Reproduce the items word for word, from the first line through the line containing "open-button[interactable]: ▬ فتح", with both ends included.

* Start Records supplied *

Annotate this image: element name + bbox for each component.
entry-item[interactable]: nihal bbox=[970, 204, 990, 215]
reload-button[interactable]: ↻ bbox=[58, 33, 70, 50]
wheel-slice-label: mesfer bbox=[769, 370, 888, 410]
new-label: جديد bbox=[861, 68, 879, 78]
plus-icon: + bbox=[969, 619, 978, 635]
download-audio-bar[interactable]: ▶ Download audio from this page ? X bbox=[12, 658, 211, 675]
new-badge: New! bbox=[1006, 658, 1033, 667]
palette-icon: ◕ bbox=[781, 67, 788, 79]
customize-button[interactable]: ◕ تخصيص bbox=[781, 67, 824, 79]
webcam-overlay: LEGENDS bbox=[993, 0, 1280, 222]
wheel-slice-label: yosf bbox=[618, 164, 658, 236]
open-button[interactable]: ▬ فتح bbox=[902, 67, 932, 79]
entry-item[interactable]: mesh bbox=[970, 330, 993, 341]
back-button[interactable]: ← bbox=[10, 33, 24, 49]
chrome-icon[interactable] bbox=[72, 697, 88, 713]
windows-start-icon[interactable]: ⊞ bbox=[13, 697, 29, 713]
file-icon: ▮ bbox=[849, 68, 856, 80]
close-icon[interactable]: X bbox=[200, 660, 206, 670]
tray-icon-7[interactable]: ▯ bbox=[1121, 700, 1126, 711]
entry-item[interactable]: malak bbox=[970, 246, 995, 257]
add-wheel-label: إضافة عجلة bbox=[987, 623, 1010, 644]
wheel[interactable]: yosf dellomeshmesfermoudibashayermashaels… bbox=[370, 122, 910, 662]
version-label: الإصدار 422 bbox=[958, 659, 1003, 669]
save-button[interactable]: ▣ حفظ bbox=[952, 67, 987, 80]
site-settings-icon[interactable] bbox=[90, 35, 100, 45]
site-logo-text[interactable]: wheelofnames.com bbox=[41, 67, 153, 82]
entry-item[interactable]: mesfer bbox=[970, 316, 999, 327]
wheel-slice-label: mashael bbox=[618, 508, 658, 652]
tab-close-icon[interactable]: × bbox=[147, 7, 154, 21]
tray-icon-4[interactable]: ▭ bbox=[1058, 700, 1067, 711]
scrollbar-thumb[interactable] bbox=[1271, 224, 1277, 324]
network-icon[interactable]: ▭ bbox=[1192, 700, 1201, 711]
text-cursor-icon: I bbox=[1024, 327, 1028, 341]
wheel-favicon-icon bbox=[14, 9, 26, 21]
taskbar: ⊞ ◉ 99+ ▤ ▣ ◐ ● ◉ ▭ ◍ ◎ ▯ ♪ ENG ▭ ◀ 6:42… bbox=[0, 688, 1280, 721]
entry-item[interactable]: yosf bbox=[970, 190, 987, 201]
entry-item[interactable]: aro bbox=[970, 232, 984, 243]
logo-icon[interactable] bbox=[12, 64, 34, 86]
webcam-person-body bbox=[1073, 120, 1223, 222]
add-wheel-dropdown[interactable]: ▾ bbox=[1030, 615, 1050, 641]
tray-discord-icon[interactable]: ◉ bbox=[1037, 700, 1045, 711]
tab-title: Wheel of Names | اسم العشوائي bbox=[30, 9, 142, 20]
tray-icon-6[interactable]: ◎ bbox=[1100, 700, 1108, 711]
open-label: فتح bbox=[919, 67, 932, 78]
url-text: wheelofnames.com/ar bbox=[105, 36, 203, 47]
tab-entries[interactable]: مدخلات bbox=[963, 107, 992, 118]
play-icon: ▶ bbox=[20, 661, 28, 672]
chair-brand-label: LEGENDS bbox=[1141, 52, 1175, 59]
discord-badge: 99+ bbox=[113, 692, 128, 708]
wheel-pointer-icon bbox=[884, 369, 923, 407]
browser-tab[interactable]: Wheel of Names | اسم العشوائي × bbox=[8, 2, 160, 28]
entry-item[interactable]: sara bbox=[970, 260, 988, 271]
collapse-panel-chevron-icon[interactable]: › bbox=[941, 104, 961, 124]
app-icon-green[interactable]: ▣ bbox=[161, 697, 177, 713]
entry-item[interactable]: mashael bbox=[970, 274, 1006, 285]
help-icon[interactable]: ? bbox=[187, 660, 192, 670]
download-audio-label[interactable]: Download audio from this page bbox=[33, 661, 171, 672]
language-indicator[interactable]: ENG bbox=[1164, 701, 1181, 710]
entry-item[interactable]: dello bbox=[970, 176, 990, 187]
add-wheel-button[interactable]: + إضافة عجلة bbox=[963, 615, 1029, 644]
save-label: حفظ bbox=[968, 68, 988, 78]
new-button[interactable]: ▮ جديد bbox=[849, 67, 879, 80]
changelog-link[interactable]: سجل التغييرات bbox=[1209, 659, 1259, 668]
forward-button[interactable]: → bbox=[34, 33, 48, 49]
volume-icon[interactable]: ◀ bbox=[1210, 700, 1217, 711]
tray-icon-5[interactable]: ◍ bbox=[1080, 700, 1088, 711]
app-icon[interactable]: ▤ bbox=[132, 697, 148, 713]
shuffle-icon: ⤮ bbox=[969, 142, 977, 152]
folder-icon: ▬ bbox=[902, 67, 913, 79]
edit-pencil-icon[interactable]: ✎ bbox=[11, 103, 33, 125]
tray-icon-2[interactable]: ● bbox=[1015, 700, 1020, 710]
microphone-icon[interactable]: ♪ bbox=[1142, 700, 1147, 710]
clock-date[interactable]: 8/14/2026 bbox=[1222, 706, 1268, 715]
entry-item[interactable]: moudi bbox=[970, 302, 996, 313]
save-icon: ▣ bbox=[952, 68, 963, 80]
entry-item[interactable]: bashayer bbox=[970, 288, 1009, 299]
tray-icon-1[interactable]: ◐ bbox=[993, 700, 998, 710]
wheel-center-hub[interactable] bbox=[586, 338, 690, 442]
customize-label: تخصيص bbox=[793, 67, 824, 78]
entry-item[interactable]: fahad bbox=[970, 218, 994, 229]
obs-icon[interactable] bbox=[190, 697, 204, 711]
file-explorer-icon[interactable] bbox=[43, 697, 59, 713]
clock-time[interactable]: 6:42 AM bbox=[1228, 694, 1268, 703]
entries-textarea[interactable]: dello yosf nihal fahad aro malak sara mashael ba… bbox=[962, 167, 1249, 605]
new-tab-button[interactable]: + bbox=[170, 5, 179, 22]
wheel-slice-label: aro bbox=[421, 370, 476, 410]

* End Records supplied *

• [Answer for the task]:
Annotate this image: element name + bbox for each component.
entry-item[interactable]: nihal bbox=[970, 204, 990, 215]
reload-button[interactable]: ↻ bbox=[58, 33, 70, 50]
wheel-slice-label: mesfer bbox=[769, 370, 888, 410]
new-label: جديد bbox=[861, 68, 879, 78]
plus-icon: + bbox=[969, 619, 978, 635]
download-audio-bar[interactable]: ▶ Download audio from this page ? X bbox=[12, 658, 211, 675]
new-badge: New! bbox=[1006, 658, 1033, 667]
palette-icon: ◕ bbox=[781, 67, 788, 79]
customize-button[interactable]: ◕ تخصيص bbox=[781, 67, 824, 79]
webcam-overlay: LEGENDS bbox=[993, 0, 1280, 222]
wheel-slice-label: yosf bbox=[618, 164, 658, 236]
open-button[interactable]: ▬ فتح bbox=[902, 67, 932, 79]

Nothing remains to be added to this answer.